# Material supplied
-- begin --
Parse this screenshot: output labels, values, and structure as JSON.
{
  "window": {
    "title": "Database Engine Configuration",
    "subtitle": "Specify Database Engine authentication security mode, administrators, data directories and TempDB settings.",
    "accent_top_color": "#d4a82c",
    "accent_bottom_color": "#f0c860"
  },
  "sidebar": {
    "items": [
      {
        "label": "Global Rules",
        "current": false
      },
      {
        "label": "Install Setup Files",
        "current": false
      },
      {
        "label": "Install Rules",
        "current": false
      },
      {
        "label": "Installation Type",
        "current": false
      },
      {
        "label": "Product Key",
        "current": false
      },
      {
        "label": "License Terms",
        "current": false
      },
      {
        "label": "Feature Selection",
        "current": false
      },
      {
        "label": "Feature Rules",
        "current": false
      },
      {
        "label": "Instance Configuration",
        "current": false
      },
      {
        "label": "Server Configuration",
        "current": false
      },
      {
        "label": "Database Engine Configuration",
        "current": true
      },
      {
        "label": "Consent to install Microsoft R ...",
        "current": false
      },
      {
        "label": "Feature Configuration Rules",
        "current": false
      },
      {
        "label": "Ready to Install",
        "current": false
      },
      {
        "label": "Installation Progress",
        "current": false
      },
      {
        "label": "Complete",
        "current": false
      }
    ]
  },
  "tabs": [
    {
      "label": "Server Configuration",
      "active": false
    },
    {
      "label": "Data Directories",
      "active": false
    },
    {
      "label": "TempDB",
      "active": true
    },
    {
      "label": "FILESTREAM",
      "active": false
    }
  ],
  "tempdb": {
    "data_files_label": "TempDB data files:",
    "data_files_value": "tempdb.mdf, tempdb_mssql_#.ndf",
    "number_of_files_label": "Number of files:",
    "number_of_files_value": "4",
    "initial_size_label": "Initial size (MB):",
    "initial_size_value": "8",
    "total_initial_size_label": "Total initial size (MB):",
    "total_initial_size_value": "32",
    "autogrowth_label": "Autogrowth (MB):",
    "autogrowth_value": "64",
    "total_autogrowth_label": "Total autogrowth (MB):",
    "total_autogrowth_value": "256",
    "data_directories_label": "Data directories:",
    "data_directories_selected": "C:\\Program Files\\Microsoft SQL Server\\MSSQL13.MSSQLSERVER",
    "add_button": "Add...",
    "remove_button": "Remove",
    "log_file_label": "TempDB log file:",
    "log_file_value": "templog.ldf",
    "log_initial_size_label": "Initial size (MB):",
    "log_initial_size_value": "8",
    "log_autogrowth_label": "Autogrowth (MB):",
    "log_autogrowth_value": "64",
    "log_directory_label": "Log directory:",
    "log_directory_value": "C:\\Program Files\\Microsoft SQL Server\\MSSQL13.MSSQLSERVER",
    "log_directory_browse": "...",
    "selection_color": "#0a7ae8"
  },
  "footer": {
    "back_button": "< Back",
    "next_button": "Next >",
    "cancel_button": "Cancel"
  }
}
-- end --
# Exercise directions
Which lines hold the word "MSSQLSERVER"? Copy every one of them.

# Task output
    "data_directories_selected": "C:\\Program Files\\Microsoft SQL Server\\MSSQL13.MSSQLSERVER",
    "log_directory_value": "C:\\Program Files\\Microsoft SQL Server\\MSSQL13.MSSQLSERVER",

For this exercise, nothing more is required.